(Dataset records)
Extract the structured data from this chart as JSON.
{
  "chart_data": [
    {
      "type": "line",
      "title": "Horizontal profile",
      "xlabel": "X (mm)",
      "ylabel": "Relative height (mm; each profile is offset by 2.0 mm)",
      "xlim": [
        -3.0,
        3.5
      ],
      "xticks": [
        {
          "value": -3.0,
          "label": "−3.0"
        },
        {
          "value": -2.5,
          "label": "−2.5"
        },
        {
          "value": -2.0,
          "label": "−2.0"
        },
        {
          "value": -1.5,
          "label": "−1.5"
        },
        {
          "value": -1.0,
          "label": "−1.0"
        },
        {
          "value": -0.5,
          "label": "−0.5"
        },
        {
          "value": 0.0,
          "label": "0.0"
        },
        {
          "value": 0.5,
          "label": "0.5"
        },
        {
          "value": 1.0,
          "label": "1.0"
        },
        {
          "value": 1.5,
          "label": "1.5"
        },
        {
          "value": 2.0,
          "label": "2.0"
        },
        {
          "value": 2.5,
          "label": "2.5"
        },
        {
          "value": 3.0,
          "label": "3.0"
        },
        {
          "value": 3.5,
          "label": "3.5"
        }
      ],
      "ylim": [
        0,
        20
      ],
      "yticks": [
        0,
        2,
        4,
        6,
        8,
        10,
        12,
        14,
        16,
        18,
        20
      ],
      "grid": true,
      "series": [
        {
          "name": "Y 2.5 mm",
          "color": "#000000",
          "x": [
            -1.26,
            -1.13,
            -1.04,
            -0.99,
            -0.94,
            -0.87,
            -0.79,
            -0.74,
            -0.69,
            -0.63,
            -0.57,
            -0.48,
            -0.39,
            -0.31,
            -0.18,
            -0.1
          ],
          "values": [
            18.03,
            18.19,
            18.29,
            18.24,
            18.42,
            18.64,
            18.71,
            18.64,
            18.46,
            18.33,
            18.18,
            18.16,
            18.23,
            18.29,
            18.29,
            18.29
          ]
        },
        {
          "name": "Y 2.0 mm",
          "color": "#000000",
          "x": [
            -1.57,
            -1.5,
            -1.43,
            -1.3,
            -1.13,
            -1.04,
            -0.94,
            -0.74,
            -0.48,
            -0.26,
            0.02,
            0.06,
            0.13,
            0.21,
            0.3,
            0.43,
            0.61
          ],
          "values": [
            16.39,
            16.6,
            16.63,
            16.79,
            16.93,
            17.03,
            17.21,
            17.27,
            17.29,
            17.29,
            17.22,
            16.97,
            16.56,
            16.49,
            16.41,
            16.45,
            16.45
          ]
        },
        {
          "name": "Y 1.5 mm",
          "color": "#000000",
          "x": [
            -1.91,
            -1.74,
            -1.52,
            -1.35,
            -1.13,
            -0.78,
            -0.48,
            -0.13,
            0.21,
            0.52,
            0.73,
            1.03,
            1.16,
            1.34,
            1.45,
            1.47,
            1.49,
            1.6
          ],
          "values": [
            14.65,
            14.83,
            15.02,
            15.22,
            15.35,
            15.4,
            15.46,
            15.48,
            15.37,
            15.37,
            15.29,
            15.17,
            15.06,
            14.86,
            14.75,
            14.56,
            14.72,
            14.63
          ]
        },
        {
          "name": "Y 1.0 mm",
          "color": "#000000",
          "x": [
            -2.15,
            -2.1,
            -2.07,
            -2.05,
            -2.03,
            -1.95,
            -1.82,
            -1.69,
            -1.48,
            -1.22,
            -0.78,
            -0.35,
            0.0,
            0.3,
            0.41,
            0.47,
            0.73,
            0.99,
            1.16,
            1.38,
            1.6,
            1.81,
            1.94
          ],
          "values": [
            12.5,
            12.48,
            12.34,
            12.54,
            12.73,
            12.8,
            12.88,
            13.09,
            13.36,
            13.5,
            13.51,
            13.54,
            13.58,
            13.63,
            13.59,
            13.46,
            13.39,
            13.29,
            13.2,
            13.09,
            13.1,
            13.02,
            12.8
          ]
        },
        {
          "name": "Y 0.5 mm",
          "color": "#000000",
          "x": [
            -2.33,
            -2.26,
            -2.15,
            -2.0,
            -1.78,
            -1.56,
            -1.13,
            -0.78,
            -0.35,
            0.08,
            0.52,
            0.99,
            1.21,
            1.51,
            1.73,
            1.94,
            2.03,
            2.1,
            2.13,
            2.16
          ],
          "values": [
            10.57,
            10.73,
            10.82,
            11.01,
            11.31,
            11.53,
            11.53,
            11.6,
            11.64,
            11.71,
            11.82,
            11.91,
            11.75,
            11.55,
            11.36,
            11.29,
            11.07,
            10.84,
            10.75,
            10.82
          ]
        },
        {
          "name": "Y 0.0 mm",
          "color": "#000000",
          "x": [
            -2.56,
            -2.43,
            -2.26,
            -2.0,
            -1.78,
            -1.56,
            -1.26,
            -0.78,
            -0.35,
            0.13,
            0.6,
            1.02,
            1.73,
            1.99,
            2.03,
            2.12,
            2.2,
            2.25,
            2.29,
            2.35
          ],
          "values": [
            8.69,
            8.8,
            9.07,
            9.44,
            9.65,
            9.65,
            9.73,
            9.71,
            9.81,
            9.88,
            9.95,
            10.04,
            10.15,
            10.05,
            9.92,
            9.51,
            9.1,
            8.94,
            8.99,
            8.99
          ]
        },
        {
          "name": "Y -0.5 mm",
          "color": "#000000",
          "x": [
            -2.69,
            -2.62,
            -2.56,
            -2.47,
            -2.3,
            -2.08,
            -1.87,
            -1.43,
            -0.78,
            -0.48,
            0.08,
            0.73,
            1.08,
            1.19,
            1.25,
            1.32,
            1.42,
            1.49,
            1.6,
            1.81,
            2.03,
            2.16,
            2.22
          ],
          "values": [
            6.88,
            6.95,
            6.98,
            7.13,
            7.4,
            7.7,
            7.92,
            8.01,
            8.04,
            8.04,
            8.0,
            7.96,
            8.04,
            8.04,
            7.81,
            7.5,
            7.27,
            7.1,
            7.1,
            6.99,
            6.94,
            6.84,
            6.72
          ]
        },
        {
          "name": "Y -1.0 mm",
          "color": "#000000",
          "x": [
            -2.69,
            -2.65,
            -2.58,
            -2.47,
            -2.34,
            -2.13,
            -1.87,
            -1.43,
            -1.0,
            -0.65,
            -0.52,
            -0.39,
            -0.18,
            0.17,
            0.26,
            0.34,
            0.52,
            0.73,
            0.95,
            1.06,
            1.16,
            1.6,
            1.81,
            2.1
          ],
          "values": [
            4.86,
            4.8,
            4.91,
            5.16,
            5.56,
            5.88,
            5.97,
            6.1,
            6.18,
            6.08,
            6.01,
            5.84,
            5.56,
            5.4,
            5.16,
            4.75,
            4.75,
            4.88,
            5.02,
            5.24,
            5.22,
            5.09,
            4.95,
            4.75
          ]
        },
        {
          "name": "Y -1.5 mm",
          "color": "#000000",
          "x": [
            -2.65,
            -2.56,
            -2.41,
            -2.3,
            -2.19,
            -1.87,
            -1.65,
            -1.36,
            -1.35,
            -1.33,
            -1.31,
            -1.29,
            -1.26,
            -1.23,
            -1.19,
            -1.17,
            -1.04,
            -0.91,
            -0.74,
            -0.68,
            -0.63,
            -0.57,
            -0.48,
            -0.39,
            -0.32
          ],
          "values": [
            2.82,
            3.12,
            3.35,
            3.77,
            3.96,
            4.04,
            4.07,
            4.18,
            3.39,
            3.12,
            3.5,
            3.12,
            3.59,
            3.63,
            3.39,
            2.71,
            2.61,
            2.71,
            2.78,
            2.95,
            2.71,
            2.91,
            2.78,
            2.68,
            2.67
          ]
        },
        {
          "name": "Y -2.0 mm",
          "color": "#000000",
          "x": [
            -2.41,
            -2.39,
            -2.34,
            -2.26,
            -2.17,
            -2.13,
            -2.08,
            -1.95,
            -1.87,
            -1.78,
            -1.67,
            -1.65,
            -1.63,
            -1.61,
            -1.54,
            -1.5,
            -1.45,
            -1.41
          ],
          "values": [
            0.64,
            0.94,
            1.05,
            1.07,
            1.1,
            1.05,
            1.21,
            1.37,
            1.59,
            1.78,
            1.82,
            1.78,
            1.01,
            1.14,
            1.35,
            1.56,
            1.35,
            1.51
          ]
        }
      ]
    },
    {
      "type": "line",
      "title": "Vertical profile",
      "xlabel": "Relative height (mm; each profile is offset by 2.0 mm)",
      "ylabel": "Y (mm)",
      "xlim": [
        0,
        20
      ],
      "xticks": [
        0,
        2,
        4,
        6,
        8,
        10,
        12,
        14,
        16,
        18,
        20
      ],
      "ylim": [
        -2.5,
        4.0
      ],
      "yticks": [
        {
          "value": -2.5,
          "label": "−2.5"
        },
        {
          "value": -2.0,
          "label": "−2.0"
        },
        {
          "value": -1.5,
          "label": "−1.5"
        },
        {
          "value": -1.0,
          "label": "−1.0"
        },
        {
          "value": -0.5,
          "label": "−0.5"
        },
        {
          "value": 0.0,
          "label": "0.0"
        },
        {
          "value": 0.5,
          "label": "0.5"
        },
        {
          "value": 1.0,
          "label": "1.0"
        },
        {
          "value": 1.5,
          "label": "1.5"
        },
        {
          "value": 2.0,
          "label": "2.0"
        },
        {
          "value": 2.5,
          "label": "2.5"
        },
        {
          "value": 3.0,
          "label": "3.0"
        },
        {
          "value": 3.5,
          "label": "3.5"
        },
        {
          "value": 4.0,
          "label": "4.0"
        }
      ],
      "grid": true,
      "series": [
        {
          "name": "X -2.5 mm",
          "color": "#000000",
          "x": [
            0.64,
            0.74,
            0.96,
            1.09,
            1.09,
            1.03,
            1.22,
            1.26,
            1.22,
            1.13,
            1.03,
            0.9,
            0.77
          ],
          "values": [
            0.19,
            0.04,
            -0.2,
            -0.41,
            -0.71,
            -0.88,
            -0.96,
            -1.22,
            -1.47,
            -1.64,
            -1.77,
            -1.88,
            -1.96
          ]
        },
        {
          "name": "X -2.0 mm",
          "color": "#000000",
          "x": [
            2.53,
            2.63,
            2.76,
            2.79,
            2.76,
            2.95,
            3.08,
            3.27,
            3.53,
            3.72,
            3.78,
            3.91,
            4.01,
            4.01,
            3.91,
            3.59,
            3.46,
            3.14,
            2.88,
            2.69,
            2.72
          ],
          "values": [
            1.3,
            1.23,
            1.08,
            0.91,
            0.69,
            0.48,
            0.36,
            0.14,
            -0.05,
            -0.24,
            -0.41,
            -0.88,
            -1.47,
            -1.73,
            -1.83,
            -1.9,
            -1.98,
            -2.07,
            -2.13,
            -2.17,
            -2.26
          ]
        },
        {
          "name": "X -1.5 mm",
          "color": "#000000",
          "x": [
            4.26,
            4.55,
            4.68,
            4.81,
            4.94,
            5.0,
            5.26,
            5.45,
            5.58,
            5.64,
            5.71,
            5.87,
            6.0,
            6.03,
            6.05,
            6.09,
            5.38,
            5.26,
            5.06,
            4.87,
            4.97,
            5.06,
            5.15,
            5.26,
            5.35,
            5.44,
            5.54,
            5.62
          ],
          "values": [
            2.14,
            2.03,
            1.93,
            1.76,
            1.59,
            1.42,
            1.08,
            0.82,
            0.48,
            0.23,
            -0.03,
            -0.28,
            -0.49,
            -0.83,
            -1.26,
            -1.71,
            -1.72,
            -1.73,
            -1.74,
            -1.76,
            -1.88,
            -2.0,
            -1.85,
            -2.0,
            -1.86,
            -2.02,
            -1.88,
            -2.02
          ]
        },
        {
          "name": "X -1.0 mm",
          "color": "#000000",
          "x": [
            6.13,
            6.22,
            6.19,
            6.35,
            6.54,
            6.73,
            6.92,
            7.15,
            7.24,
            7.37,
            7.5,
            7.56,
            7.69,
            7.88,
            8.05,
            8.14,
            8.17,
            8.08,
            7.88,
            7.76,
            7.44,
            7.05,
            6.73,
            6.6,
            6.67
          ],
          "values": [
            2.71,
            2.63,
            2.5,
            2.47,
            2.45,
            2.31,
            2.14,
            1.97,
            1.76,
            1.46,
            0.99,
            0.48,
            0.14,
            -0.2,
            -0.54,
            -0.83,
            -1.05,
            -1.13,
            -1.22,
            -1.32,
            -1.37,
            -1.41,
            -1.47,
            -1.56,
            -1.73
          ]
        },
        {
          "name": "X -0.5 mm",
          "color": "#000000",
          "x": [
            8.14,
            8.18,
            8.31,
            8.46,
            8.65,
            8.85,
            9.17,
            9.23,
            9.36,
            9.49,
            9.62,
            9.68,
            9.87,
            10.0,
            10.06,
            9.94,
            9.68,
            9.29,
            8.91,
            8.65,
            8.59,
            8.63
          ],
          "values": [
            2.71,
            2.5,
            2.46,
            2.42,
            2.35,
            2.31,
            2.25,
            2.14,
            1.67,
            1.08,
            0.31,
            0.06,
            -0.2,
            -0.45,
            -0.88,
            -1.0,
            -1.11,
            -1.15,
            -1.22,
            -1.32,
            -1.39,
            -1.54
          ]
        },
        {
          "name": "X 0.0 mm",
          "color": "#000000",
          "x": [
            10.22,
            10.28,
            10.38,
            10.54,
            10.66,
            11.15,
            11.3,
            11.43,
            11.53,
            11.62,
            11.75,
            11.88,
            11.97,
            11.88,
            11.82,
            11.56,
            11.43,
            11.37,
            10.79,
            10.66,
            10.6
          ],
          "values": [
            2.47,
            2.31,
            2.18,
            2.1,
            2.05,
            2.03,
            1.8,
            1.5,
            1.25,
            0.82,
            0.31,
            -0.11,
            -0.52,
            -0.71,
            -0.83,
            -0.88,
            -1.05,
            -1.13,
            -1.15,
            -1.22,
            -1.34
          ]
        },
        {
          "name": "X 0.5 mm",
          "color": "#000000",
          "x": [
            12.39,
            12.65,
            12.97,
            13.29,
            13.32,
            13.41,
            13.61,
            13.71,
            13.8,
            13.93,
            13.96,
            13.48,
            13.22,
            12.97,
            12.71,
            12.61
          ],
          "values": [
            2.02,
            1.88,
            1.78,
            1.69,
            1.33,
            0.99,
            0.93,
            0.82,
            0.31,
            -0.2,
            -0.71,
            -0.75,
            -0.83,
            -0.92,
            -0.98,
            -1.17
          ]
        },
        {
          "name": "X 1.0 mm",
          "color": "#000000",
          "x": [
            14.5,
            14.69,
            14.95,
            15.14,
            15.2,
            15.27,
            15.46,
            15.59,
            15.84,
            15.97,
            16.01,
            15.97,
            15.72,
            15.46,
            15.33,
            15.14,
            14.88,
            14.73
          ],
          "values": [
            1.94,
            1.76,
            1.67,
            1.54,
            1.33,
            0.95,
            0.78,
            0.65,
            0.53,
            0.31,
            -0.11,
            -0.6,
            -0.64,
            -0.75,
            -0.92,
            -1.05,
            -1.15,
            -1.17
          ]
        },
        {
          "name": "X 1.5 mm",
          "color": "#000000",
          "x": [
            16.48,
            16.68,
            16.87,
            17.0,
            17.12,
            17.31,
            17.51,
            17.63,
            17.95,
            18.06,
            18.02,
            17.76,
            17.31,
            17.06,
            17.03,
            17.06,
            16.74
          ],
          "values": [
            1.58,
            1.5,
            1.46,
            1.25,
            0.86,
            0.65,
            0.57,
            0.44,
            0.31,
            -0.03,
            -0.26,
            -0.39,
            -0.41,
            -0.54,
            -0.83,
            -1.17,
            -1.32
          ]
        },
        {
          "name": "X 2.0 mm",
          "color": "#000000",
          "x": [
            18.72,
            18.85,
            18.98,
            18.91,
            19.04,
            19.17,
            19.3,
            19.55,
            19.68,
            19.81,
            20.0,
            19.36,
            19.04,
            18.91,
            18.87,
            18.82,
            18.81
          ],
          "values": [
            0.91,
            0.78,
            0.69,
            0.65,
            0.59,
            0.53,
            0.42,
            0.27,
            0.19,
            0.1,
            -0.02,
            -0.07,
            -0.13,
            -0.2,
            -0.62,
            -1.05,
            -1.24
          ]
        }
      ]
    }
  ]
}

__Description of the task__
From the entries above, collect every line with the string "Relative" in it.

__Result__
      "ylabel": "Relative height (mm; each profile is offset by 2.0 mm)",
      "xlabel": "Relative height (mm; each profile is offset by 2.0 mm)",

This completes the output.